## Source document
________

CELEBRATE THE STAPLES
VINEGARS & OILS
It seems there are two schools of thought in the world of vinegars, oils and dressings. There are the purists who will glug a very good extra virgin olive oil bursting with heady green spice over everything, perhaps cut with a squeeze of lemon and a sprinkle of salt. Then there are the Ottolenghi-esque experimenters who will find balance in a more eclectic mix of flavours. We do love both, and it is a lot of fun injecting more of a kaleidoscope of flavours into dishes sometimes. As a bonus, you get a very versatile dressing of sorts that is at home on lots of different dishes and ingredients.
SHALLOT, RASPBERRY & MALT VINEGAR DRESSING ON RAW FISH SERVES 4 AS AN ENTREE OR SNACK / PREPARATION 15 MINUTES
3 shallots, diced
¼ cup raspberries, fresh or frozen and thawed
3 tablespoons malt vinegar
½ teaspoon salt
1 teaspoon raw sugar 300g (approx) fresh raw fish, thinly sliced (we recommend kahawai or trevally)
1 handful coriander, finely chopped, to serve
extra virgin olive oil, to serve
sea salt, to serve
Stir together the shallots, raspberries, vinegar, salt and sugar in a bowl, gently mashing the raspberries with a spoon to break them up. Leave for 10-15 minutes (you can make dressing up to 24 hours before using and keep in a jar in the fridge).
Arrange raw fish on a plate and spoon dressing over. Garnish with coriander, a drizzle of olive oil and a sprinkle of sea salt.
The dressing is also delicious with roasted zucchini or eggplant, on fresh oysters or it is lovely drizzled over the corn, peach and mozzarella salad on page 19.
PEANUT, CHILLI & GINGER DRESSING
2 tablespoons crunchy peanut butter
2 tablespoons boiling water
3 tablespoons apple cider vinegar
½ teaspoon cayenne pepper
1 teaspoon honey
1 tablespoon grated fresh ginger Loosen peanut butter with the boiling water then whisk in remaining ingredients. Use as a dipping sauce for rice paper rolls and fish cakes. It also makes a great dressing for fresh crunchy salads or a quick sauce for noodles or rice.

________

## Extracted data

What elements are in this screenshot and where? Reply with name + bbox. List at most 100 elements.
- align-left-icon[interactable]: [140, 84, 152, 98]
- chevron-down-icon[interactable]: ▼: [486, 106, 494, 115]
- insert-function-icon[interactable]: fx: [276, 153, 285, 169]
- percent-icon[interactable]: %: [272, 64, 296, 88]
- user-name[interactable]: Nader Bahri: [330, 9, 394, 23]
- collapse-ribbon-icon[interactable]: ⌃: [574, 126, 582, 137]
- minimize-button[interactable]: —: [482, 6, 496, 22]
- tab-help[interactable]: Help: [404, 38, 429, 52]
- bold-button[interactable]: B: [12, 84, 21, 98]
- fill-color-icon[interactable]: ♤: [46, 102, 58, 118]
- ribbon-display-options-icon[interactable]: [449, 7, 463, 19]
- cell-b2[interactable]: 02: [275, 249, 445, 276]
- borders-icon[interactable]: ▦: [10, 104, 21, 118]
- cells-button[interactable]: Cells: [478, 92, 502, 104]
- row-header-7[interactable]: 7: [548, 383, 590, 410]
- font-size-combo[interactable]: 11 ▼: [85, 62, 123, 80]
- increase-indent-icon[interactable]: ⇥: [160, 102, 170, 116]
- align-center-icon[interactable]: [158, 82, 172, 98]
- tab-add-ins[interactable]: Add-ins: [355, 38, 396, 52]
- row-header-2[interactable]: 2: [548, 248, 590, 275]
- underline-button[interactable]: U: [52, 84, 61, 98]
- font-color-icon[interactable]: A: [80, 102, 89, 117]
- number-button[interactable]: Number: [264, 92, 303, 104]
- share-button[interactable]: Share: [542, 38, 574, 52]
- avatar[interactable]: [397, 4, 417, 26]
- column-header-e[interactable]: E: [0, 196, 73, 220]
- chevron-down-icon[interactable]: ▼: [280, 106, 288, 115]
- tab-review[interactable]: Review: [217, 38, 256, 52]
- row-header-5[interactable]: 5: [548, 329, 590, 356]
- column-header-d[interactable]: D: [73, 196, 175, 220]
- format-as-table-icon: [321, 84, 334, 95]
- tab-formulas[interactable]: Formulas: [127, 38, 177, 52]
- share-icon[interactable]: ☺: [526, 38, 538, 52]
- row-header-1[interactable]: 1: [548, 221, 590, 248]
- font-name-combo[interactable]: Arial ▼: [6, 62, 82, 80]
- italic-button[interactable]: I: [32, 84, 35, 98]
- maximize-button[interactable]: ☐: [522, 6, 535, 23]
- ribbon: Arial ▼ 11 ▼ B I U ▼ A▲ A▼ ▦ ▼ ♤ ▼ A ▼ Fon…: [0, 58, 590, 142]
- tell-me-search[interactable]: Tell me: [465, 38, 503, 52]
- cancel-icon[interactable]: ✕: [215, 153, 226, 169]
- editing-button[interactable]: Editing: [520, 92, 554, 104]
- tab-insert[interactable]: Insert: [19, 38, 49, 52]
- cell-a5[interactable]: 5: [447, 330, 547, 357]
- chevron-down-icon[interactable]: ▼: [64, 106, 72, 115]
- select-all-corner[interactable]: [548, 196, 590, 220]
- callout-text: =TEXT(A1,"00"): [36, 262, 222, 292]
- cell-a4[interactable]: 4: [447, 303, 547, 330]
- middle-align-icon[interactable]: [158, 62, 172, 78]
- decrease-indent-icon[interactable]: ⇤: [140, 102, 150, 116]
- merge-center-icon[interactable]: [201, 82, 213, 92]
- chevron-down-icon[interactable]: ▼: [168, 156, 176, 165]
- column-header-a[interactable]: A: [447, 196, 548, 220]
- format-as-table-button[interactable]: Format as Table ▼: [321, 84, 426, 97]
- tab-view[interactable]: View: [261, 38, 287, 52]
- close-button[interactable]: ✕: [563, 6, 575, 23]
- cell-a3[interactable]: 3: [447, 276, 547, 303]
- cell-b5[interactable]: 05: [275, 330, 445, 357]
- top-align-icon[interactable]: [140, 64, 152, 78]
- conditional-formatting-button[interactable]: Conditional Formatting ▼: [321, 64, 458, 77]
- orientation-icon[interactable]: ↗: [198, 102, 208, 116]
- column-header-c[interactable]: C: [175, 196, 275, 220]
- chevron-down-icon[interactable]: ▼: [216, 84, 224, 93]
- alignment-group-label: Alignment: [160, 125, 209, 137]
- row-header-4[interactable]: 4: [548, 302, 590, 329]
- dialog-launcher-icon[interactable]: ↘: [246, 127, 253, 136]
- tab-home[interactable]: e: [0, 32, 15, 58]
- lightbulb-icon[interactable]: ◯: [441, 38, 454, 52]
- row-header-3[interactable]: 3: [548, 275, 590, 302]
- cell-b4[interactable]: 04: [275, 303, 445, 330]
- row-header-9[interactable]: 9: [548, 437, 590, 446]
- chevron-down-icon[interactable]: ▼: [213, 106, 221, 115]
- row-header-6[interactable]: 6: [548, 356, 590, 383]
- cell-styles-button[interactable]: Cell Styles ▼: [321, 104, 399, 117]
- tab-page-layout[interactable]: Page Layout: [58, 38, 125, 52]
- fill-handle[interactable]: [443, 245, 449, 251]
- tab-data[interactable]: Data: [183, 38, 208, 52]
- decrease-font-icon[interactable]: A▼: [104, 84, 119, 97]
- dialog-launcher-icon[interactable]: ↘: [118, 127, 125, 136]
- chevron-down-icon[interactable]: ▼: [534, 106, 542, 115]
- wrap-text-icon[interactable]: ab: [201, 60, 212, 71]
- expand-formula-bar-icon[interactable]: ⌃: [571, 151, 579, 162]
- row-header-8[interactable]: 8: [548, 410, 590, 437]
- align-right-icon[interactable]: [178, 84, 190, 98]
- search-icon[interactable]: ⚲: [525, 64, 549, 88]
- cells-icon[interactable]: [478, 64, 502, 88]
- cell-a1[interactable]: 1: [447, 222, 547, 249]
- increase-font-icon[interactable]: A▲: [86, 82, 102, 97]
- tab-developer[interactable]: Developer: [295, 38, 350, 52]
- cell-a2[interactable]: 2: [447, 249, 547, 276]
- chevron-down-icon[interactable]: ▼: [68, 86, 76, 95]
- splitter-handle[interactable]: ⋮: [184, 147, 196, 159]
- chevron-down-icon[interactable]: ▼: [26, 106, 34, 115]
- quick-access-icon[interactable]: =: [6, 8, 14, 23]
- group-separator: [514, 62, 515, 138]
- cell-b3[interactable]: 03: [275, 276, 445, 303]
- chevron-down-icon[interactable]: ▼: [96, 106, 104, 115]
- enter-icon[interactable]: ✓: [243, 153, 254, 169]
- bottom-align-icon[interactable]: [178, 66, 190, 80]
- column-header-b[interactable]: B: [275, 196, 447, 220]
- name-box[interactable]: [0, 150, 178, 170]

________

## Task requirements
1. From the vinegars and oils text, extract the passage that starts at the words "The dressing is" and stops after the words "on page 19.".
2. In the vinegars and oils text, which fish are recommended for the shallot, raspberry and malt vinegar dressing?
3. Continue the vinegars and oils text from its final sentence.
The rows are separate from the vinegars and oils text and are not part of it.

## Answers to this exercise
1.
The dressing is also delicious with roasted zucchini or eggplant, on fresh oysters or it is lovely drizzled over the corn, peach and mozzarella salad on page 19.

2. Kahawai or trevally.

3.
TOMATO, VINEGAR & CURRY LEAF DRESSING
3 tablespoons neutral oil
¼ cup fresh curry leaves 2 tomatoes, grated
1 garlic clove, grated
2 tablespoons black or malt vinegar 1 tablespoon soy sauce
1 teaspoon chilli flakes (optional) Heat oil in a pan and fry curry leaves until fragrant and crispy. Remove leaves from oil and leave oil to cool then pour into a bowl and whisk in remaining ingredients including curry leaves. Use as a dressing for smashed cucumber salad, for spice-rubbed vegetables on yoghurt or on barbecued spicy beef.
SUMAC, WHITE WINE VINEGAR, PLUM & BLACK PEPPER DRESSING
4 tablespoons white wine vinegar
1 tablespoon sumac
1 teaspoon cracked black pepper
1 teaspoon sea salt
3 tablespoons extra virgin olive oil
½ cup finely diced dark-fleshed plums
Place all ingredients in a jar, seal with a lid and shake well to combine. The dressing will last in the fridge for up to a week. Use as a dressing for a herby roasted-carrot and avocado salad, smoked fish dishes and barbecued eggplant.
SESAME OIL, MAKRUT LIME & PALM SUGAR DRESSING
1 tablespoon sesame oil
3 tablespoons peanut oil
3 tablespoons rice wine vinegar
1 tablespoon coconut sugar
3 makrut lime leaves, finely chopped
1 fresh mild red chilli
Place all ingredients in a jar, seal with a lid and shake well to combine. The dressing will last in the fridge for up to 2 weeks. Use as a dressing for a simple shredded daikon and carrot salad, as a marinade for mussels or as a great dipping sauce.